[Structured figure records]
---------------

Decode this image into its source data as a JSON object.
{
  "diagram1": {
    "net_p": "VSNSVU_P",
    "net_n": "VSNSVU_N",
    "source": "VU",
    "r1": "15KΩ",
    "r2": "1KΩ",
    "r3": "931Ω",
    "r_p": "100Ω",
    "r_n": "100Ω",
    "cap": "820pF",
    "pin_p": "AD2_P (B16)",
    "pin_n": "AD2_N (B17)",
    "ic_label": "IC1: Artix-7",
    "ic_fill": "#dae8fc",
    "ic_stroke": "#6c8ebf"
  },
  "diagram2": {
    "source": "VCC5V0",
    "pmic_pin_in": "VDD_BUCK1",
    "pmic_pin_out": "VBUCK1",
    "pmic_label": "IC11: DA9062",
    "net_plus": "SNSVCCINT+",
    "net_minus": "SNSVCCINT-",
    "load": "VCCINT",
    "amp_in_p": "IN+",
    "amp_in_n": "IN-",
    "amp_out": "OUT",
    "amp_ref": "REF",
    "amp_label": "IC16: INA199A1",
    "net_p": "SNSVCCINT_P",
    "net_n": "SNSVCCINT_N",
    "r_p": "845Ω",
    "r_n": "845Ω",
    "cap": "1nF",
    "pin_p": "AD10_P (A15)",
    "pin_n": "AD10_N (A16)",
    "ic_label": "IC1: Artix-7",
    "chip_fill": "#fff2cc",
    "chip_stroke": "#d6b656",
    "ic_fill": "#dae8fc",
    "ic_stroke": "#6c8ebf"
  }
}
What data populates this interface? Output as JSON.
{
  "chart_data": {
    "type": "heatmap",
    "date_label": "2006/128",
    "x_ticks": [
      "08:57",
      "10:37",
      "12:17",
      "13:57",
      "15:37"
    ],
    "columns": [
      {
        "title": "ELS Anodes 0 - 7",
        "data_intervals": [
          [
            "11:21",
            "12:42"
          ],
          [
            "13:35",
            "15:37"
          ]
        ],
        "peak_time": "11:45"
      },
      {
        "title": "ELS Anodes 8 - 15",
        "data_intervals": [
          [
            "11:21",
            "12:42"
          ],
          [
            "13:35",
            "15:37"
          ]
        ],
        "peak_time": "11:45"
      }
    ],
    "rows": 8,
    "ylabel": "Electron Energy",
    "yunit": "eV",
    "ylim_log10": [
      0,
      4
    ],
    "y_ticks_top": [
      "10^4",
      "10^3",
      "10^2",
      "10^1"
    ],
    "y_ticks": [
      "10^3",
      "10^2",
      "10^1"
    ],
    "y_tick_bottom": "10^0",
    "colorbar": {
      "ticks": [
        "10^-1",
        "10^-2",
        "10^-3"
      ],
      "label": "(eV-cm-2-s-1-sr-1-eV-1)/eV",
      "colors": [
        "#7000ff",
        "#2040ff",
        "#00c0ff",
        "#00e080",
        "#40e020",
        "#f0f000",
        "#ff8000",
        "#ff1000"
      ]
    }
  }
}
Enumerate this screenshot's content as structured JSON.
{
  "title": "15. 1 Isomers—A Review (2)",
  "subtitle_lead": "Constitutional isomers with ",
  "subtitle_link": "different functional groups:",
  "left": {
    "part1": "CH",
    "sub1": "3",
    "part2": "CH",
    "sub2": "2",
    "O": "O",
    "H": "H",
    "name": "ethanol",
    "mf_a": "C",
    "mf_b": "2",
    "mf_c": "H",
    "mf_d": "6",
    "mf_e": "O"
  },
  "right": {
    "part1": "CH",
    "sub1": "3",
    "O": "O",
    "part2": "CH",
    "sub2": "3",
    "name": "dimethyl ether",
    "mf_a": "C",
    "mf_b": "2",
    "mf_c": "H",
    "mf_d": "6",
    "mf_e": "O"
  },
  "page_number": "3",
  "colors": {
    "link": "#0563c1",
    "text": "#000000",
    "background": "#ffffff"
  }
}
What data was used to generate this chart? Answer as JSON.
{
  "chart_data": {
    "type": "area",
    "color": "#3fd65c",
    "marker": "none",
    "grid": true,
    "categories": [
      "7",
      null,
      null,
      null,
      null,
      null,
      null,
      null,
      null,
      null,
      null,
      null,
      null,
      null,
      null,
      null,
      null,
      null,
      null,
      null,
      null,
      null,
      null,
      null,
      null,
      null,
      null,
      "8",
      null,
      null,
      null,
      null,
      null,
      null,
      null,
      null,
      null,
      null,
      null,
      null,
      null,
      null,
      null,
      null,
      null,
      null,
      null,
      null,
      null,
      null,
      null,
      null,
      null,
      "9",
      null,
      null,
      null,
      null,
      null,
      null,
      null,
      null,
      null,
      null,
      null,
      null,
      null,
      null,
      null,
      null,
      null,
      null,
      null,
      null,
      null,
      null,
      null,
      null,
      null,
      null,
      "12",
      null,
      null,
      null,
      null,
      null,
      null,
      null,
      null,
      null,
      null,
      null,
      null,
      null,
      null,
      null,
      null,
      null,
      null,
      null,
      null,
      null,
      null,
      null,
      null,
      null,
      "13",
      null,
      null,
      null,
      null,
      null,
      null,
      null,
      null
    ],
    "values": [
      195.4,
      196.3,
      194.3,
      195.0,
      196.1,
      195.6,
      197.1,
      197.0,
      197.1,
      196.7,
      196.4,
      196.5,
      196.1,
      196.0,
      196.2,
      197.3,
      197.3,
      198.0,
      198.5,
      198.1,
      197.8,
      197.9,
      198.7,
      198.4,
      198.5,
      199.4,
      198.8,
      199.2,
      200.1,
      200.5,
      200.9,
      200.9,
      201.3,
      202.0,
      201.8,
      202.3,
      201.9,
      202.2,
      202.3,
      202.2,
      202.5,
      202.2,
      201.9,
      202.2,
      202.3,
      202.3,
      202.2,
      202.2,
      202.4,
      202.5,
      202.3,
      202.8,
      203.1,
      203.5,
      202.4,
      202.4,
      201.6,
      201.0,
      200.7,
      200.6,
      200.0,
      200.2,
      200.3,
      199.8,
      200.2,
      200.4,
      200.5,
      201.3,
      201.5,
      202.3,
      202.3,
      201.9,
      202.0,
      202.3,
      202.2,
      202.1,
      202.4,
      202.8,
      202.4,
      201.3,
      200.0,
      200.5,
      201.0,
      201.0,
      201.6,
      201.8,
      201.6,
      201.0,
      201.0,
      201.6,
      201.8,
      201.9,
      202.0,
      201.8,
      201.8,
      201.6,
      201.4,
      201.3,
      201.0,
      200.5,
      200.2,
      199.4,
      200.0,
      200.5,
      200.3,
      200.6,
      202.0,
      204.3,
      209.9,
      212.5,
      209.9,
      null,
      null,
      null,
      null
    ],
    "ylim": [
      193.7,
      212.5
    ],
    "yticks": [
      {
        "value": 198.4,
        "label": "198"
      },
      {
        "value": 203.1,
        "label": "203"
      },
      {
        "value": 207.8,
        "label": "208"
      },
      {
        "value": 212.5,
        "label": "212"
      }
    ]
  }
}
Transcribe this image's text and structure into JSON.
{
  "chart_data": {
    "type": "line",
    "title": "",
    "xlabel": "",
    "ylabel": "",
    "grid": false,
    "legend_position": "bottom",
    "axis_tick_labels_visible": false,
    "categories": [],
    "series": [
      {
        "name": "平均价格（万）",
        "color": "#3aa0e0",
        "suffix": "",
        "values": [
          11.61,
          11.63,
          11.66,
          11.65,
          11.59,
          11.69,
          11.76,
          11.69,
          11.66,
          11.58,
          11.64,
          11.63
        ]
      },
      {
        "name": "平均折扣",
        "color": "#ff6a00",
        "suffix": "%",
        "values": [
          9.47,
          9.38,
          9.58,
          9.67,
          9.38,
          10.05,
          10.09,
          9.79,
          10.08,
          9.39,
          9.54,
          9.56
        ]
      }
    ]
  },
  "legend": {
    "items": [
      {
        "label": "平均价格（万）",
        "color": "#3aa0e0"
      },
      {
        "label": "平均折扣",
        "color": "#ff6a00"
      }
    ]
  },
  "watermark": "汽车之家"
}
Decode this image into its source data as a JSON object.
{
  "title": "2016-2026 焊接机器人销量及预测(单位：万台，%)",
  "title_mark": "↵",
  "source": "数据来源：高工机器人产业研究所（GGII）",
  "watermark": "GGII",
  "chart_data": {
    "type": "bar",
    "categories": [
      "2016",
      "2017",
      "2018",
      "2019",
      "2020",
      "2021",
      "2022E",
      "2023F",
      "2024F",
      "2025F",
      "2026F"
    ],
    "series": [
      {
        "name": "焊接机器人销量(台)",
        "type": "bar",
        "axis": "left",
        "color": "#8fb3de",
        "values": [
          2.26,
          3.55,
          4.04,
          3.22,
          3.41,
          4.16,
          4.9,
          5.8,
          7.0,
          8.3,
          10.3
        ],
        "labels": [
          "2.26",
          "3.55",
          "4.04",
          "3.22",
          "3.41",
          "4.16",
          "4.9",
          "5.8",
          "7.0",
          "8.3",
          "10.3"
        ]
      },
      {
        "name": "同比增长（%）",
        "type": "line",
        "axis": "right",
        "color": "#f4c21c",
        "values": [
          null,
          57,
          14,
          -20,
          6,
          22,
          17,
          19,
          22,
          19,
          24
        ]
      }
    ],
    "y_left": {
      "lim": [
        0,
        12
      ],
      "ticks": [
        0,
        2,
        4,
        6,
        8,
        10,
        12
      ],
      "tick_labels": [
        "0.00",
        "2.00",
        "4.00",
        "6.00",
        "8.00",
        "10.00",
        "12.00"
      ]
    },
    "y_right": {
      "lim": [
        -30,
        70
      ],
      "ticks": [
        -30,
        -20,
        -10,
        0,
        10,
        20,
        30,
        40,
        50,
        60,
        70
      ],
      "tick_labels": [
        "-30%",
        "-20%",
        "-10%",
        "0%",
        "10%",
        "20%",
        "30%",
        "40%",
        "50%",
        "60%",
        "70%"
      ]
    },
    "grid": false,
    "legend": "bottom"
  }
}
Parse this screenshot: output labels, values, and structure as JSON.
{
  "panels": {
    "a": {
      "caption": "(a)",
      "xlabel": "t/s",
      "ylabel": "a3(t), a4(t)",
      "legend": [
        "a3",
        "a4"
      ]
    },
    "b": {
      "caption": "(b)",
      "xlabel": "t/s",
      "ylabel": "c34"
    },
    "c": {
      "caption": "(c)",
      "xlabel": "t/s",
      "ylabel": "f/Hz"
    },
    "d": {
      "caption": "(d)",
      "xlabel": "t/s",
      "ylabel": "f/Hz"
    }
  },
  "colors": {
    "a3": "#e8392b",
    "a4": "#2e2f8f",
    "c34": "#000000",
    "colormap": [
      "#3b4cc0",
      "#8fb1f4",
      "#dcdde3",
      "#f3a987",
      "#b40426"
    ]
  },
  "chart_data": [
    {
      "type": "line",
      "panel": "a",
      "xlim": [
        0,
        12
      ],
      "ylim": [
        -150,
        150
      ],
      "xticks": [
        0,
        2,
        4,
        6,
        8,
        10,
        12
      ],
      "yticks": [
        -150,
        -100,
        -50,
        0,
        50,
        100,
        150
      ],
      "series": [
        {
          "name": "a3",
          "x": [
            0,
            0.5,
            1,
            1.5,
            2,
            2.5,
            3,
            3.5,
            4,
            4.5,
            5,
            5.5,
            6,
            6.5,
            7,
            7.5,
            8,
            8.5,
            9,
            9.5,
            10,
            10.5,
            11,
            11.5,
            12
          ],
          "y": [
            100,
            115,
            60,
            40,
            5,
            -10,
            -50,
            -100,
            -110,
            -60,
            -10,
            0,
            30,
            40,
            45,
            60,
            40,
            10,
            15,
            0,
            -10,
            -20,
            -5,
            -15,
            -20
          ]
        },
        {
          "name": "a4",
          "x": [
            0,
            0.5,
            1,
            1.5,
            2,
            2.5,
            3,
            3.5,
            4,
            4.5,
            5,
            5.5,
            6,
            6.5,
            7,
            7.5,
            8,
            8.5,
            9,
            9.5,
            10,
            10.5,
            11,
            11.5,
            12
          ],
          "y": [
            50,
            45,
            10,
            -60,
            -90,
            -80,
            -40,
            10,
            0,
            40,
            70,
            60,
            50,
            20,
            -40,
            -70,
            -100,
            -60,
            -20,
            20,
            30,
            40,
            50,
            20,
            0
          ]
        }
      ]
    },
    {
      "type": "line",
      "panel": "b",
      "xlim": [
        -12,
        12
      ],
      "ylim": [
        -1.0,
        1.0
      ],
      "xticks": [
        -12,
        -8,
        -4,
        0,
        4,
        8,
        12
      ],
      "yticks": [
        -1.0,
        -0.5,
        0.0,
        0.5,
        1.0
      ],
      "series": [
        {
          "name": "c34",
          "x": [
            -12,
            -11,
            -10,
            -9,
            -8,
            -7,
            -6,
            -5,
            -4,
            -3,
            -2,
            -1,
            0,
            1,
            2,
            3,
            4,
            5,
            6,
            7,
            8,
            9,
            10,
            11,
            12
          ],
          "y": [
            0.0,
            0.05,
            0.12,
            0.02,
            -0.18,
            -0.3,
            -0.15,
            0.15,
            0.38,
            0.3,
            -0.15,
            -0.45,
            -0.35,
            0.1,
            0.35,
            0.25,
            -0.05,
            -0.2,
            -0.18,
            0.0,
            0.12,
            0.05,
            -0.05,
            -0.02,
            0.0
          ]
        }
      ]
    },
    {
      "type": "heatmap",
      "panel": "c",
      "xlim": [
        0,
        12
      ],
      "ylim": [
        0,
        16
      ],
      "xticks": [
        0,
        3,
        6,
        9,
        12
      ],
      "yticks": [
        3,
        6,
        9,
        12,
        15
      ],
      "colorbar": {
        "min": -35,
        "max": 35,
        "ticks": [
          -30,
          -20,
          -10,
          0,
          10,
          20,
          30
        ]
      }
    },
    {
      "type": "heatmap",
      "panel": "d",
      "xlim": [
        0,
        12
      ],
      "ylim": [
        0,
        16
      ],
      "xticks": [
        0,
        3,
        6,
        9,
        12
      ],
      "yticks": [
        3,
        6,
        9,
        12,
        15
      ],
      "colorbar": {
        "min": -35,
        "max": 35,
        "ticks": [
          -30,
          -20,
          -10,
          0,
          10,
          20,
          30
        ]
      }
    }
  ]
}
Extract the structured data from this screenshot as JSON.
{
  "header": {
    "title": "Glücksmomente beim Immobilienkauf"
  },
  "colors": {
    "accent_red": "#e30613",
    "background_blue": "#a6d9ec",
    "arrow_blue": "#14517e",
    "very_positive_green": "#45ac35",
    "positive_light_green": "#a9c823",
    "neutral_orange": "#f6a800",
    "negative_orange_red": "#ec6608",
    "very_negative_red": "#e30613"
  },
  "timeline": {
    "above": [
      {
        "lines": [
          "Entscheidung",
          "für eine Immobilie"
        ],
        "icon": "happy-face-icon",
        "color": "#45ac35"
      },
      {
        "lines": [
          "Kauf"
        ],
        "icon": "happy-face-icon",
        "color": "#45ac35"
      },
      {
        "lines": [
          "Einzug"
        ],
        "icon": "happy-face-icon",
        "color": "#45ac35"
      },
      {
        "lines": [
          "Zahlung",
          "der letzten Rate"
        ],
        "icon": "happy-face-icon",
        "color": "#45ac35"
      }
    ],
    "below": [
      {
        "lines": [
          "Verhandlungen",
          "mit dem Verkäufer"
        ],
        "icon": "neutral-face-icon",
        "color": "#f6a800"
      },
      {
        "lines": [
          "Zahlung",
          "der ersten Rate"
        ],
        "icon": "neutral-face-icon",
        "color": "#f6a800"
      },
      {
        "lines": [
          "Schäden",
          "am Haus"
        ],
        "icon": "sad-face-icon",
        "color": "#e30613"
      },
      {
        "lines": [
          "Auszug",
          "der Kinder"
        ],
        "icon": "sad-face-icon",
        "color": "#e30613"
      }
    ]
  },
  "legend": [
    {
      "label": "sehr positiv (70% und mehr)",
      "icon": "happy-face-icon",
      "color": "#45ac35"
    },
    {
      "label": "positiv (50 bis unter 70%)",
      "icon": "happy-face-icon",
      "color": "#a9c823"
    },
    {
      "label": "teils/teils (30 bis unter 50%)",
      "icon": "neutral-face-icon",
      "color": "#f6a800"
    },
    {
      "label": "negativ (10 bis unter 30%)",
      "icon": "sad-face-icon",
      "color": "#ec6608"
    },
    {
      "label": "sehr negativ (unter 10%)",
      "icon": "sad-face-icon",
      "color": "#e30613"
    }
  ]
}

---------------

[Exercise objective] Show every line in the records above that contains the word "Anodes".

[Written answer]
        "title": "ELS Anodes 0 - 7",
        "title": "ELS Anodes 8 - 15",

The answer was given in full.